*Collected data*
·····
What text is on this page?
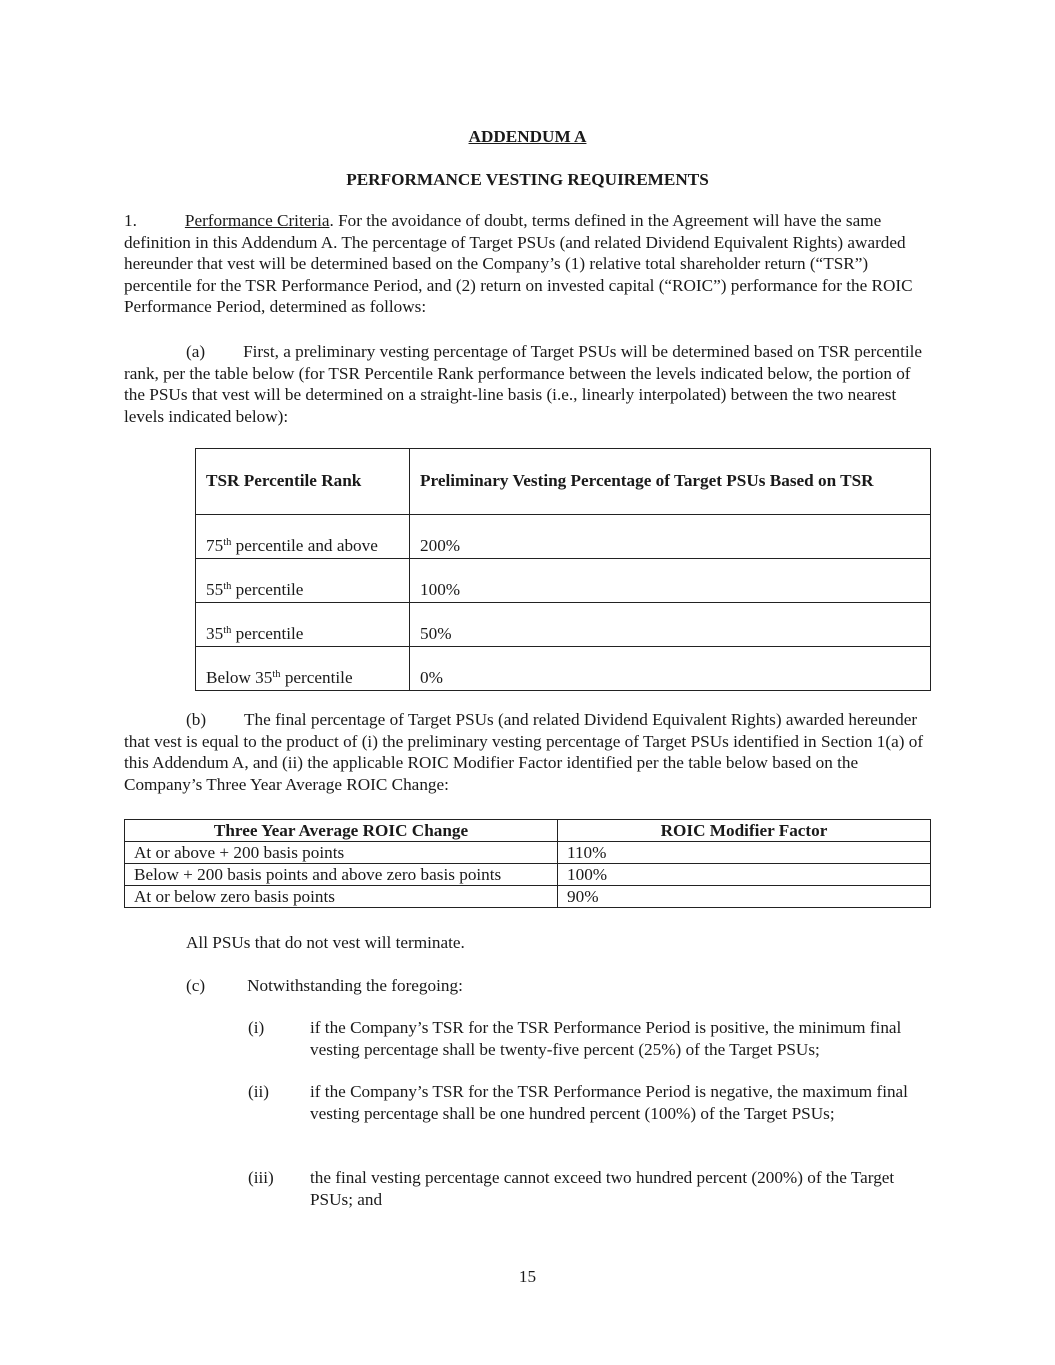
ADDENDUM A
PERFORMANCE VESTING REQUIREMENTS
1.	Performance Criteria. For the avoidance of doubt, terms defined in the Agreement will have the same definition in this Addendum A. The percentage of Target PSUs (and related Dividend Equivalent Rights) awarded hereunder that vest will be determined based on the Company’s (1) relative total shareholder return (“TSR”) percentile for the TSR Performance Period, and (2) return on invested capital (“ROIC”) performance for the ROIC Performance Period, determined as follows:
(a) First, a preliminary vesting percentage of Target PSUs will be determined based on TSR percentile rank, per the table below (for TSR Percentile Rank performance between the levels indicated below, the portion of the PSUs that vest will be determined on a straight-line basis (i.e., linearly interpolated) between the two nearest levels indicated below):
TSR Percentile Rank	Preliminary Vesting Percentage of Target PSUs Based on TSR
75th percentile and above	200%
55th percentile	100%
35th percentile	50%
Below 35th percentile	0%
(b) The final percentage of Target PSUs (and related Dividend Equivalent Rights) awarded hereunder that vest is equal to the product of (i) the preliminary vesting percentage of Target PSUs identified in Section 1(a) of this Addendum A, and (ii) the applicable ROIC Modifier Factor identified per the table below based on the Company’s Three Year Average ROIC Change:
Three Year Average ROIC Change	ROIC Modifier Factor
At or above + 200 basis points	110%
Below + 200 basis points and above zero basis points	100%
At or below zero basis points	90%
All PSUs that do not vest will terminate.
(c) Notwithstanding the foregoing:
(i)	if the Company’s TSR for the TSR Performance Period is positive, the minimum final vesting percentage shall be twenty-five percent (25%) of the Target PSUs;
(ii) if the Company’s TSR for the TSR Performance Period is negative, the maximum final vesting percentage shall be one hundred percent (100%) of the Target PSUs;
(iii) the final vesting percentage cannot exceed two hundred percent (200%) of the Target PSUs; and
15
·····
*REQUIRED TASK*
Write out the whole listing again, exactly, with no pictures.

*REPLY TO THE EXERCISE*
What text is on this page?
ADDENDUM A
PERFORMANCE VESTING REQUIREMENTS
1.	Performance Criteria. For the avoidance of doubt, terms defined in the Agreement will have the same definition in this Addendum A. The percentage of Target PSUs (and related Dividend Equivalent Rights) awarded hereunder that vest will be determined based on the Company’s (1) relative total shareholder return (“TSR”) percentile for the TSR Performance Period, and (2) return on invested capital (“ROIC”) performance for the ROIC Performance Period, determined as follows:
(a) First, a preliminary vesting percentage of Target PSUs will be determined based on TSR percentile rank, per the table below (for TSR Percentile Rank performance between the levels indicated below, the portion of the PSUs that vest will be determined on a straight-line basis (i.e., linearly interpolated) between the two nearest levels indicated below):
TSR Percentile Rank	Preliminary Vesting Percentage of Target PSUs Based on TSR
75th percentile and above	200%
55th percentile	100%
35th percentile	50%
Below 35th percentile	0%
(b) The final percentage of Target PSUs (and related Dividend Equivalent Rights) awarded hereunder that vest is equal to the product of (i) the preliminary vesting percentage of Target PSUs identified in Section 1(a) of this Addendum A, and (ii) the applicable ROIC Modifier Factor identified per the table below based on the Company’s Three Year Average ROIC Change:
Three Year Average ROIC Change	ROIC Modifier Factor
At or above + 200 basis points	110%
Below + 200 basis points and above zero basis points	100%
At or below zero basis points	90%
All PSUs that do not vest will terminate.
(c) Notwithstanding the foregoing:
(i)	if the Company’s TSR for the TSR Performance Period is positive, the minimum final vesting percentage shall be twenty-five percent (25%) of the Target PSUs;
(ii) if the Company’s TSR for the TSR Performance Period is negative, the maximum final vesting percentage shall be one hundred percent (100%) of the Target PSUs;
(iii) the final vesting percentage cannot exceed two hundred percent (200%) of the Target PSUs; and
15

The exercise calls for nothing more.